Dataset rows:
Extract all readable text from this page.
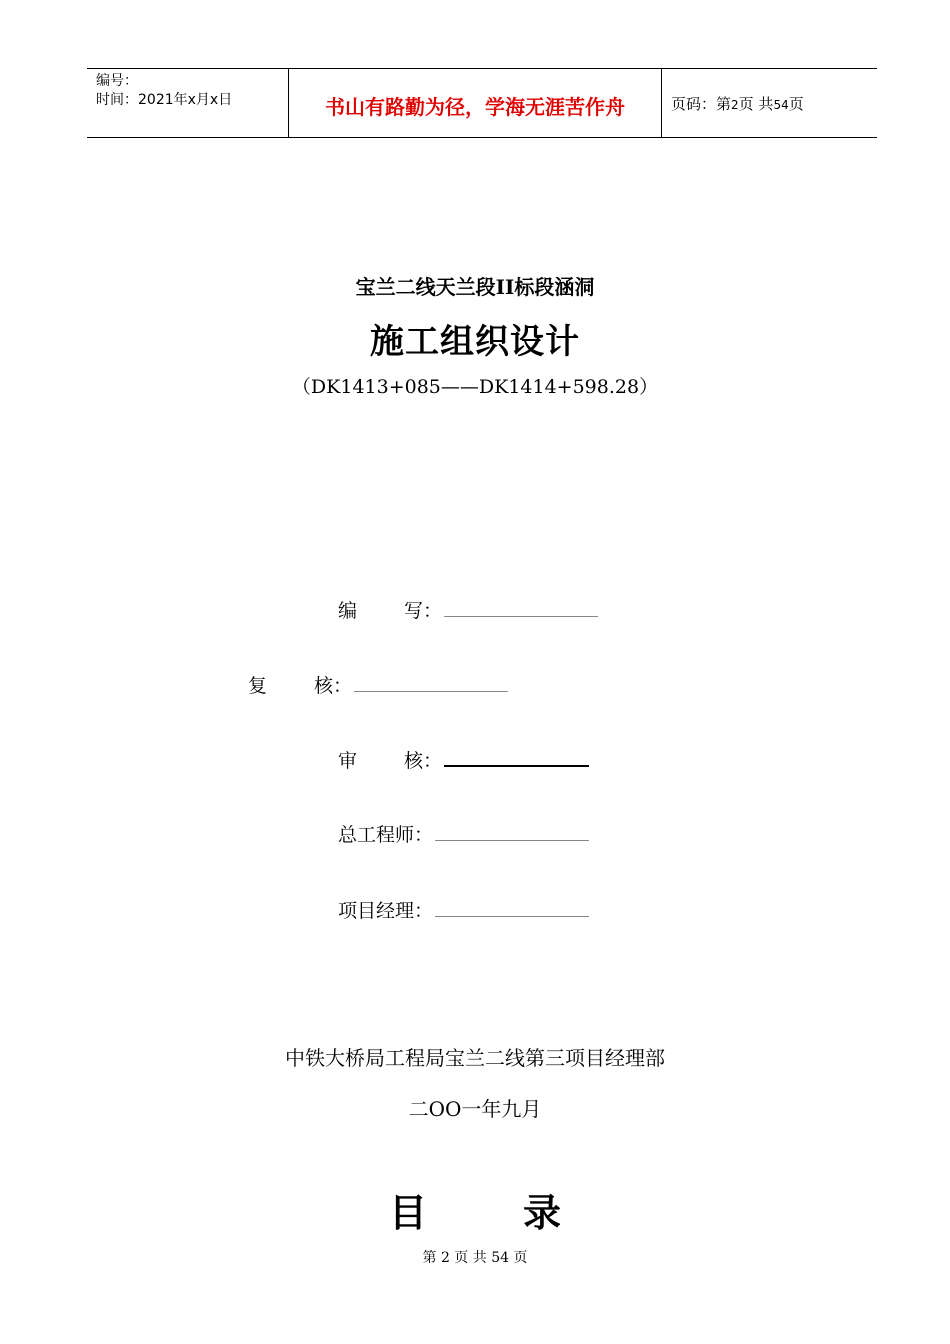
编号：
时间：2021年x月x日	书山有路勤为径，学海无涯苦作舟	页码：第2页 共54页
宝兰二线天兰段II标段涵洞
施工组织设计
（DK1413+085——DK1414+598.28）
编 写：
复 核：
审 核：
总工程师：
项目经理：
中铁大桥局工程局宝兰二线第三项目经理部
二OO一年九月
目	录
第 2 页 共 54 页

Your task: Quote the records in full and exactly; skip any image.

Problem solution:
Extract all readable text from this page.
编号：
时间：2021年x月x日	书山有路勤为径，学海无涯苦作舟	页码：第2页 共54页
宝兰二线天兰段II标段涵洞
施工组织设计
（DK1413+085——DK1414+598.28）
编 写：
复 核：
审 核：
总工程师：
项目经理：
中铁大桥局工程局宝兰二线第三项目经理部
二OO一年九月
目	录
第 2 页 共 54 页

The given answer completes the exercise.